* **Goal of the exercise**:
State how many lines in the records hold the word "type", giving the number and no other text.

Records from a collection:

— Begin —

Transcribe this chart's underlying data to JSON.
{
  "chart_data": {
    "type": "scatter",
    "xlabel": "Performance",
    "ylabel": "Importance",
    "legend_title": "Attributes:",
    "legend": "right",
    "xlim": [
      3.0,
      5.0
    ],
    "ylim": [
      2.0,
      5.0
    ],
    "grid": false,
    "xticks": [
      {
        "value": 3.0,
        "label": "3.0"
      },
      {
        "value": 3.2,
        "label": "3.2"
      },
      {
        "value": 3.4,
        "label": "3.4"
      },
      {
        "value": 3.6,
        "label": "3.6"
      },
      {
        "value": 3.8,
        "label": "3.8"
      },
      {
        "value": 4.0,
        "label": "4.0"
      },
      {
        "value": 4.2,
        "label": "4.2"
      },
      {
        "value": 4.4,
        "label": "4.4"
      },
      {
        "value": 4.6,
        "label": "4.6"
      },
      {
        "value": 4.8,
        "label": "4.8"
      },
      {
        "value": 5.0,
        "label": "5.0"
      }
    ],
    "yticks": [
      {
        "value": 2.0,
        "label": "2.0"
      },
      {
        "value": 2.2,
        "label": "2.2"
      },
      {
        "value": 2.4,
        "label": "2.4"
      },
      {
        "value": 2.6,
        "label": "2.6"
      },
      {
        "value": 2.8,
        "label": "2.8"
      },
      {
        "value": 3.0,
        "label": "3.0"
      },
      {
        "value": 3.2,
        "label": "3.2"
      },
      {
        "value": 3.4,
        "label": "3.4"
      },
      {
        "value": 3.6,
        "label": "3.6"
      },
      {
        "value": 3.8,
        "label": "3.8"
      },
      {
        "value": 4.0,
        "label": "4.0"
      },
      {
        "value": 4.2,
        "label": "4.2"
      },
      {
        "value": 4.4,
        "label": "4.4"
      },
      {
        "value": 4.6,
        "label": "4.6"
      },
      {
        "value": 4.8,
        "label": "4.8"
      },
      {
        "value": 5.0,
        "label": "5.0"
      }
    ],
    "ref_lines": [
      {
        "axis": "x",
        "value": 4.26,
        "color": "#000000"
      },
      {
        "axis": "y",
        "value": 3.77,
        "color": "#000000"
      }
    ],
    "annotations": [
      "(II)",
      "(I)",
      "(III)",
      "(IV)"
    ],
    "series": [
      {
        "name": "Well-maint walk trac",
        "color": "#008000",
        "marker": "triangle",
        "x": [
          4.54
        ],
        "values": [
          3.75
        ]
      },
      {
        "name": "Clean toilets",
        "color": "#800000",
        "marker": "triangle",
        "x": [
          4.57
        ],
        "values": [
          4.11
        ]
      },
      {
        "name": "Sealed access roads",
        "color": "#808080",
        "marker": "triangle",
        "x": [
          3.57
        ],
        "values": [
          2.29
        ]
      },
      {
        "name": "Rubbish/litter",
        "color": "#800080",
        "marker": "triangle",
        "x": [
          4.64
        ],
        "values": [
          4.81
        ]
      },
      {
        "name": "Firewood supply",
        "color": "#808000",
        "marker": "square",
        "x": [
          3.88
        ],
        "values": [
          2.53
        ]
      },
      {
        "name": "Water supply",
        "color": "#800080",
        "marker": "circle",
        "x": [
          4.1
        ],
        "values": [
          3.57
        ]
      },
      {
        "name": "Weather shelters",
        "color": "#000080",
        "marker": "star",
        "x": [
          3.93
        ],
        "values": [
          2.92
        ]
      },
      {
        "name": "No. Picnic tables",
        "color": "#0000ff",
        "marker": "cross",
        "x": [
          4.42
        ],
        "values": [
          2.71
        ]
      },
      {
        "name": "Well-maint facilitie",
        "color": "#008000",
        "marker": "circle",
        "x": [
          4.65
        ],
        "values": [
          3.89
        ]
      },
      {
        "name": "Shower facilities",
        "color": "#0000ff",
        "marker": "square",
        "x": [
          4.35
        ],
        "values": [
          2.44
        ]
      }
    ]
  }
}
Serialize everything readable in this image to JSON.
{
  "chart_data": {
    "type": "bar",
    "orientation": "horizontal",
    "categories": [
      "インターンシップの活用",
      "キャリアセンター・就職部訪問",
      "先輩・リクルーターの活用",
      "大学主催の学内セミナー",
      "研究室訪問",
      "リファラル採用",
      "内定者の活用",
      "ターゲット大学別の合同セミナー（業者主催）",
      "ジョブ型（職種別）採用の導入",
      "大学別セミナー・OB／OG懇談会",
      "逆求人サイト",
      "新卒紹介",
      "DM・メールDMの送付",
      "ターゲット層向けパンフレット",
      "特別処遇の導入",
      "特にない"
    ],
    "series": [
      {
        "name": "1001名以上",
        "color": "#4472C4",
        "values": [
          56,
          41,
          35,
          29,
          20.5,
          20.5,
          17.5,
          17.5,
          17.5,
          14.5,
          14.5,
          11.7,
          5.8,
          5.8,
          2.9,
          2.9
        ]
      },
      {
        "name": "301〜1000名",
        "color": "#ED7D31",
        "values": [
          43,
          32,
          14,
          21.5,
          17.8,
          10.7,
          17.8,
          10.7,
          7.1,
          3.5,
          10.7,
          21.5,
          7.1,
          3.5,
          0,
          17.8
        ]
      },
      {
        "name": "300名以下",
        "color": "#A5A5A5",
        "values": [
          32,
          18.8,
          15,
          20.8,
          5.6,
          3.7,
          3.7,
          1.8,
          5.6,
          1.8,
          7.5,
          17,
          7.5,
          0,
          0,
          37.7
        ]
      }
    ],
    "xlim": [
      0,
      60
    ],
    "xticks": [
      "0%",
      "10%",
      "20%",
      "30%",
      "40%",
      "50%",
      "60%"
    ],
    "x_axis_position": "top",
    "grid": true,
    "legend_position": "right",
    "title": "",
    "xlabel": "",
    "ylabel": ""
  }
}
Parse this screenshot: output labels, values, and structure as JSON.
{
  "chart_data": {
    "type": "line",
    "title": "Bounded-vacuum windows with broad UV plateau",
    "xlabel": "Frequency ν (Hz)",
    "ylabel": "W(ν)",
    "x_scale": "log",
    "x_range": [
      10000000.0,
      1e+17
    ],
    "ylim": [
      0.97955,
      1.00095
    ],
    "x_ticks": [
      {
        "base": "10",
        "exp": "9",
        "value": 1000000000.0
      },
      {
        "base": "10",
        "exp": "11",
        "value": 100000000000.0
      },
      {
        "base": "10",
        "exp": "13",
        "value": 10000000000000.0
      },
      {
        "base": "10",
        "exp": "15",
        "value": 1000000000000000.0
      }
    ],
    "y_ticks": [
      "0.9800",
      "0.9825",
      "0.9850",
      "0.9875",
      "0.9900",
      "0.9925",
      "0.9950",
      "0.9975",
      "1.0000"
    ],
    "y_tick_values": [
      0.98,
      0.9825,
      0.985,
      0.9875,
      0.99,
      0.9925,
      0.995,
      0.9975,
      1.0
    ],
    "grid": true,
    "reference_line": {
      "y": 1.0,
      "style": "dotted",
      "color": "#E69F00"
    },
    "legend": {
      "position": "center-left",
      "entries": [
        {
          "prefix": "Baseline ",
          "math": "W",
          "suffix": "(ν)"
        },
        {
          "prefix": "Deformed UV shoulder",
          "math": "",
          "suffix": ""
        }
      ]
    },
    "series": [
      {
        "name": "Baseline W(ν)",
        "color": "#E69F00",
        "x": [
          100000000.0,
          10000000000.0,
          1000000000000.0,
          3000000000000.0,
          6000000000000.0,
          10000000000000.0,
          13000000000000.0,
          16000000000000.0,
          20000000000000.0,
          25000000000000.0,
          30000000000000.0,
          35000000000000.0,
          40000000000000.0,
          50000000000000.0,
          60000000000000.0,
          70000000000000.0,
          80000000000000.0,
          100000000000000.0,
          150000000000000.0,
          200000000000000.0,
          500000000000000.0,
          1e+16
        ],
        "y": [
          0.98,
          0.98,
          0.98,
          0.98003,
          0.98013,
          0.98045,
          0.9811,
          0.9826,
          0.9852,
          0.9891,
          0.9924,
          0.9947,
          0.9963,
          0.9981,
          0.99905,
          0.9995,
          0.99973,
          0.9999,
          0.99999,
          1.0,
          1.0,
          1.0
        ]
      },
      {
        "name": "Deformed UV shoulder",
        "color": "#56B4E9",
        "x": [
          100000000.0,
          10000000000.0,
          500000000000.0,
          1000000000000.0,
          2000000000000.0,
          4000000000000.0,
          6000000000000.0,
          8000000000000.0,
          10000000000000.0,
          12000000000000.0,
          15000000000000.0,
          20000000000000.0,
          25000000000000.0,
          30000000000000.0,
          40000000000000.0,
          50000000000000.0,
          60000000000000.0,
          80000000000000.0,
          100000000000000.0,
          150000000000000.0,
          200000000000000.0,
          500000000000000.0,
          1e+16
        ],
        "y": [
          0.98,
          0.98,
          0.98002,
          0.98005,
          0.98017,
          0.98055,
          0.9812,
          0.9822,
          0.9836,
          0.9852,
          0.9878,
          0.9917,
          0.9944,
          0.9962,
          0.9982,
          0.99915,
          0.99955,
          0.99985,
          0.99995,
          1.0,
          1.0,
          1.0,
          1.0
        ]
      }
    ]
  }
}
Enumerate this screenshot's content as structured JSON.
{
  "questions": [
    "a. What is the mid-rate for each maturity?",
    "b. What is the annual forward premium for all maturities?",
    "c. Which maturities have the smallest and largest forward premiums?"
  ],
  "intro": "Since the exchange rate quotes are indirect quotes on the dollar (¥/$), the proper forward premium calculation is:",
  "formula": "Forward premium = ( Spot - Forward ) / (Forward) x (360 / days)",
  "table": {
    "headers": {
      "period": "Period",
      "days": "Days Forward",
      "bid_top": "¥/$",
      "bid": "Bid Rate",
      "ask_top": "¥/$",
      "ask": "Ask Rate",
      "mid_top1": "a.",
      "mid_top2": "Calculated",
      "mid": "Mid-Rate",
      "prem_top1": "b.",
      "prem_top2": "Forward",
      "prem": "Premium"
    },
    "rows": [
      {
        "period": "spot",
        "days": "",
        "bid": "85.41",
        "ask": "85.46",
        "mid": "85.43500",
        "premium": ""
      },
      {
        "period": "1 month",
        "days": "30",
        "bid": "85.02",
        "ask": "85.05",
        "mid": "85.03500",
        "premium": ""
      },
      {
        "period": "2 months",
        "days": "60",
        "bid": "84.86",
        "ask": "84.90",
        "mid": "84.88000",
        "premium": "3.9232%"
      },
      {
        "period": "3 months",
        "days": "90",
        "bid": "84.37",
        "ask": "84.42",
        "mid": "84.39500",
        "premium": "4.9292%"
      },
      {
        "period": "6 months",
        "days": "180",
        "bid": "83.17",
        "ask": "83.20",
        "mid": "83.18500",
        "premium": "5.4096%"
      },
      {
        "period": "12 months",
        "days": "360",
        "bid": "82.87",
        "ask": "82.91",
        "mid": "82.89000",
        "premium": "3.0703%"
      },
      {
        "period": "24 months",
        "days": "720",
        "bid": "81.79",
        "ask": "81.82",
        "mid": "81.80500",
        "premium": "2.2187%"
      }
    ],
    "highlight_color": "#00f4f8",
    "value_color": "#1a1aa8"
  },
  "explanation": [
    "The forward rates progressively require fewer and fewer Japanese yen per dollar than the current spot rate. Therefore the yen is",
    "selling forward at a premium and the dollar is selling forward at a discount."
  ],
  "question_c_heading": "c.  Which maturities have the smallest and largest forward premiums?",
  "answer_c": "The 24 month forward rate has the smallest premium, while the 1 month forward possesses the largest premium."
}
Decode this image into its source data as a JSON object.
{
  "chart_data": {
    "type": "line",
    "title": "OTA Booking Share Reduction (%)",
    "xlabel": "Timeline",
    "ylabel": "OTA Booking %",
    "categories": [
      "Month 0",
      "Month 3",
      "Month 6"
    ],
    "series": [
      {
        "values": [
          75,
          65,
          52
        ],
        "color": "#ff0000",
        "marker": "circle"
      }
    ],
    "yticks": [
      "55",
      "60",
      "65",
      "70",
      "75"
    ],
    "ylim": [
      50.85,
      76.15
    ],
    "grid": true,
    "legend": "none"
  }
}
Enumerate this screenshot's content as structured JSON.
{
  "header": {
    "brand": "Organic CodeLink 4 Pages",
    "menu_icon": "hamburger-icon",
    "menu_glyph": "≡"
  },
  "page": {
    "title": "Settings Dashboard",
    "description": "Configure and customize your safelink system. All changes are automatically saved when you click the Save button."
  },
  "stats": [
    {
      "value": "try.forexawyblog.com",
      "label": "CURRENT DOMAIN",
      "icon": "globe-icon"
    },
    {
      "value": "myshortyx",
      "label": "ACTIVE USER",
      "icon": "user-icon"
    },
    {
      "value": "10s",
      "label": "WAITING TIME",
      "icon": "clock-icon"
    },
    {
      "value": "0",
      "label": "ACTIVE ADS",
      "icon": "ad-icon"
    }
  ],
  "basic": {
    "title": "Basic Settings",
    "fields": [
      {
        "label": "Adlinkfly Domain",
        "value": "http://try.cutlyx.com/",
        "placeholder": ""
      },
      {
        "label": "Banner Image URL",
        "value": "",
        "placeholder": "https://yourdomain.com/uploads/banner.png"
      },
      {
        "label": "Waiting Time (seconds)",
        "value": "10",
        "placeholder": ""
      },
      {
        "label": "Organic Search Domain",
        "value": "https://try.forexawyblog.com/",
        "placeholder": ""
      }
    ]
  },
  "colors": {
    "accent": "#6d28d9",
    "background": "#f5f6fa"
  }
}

— End —

* **Solution**:
4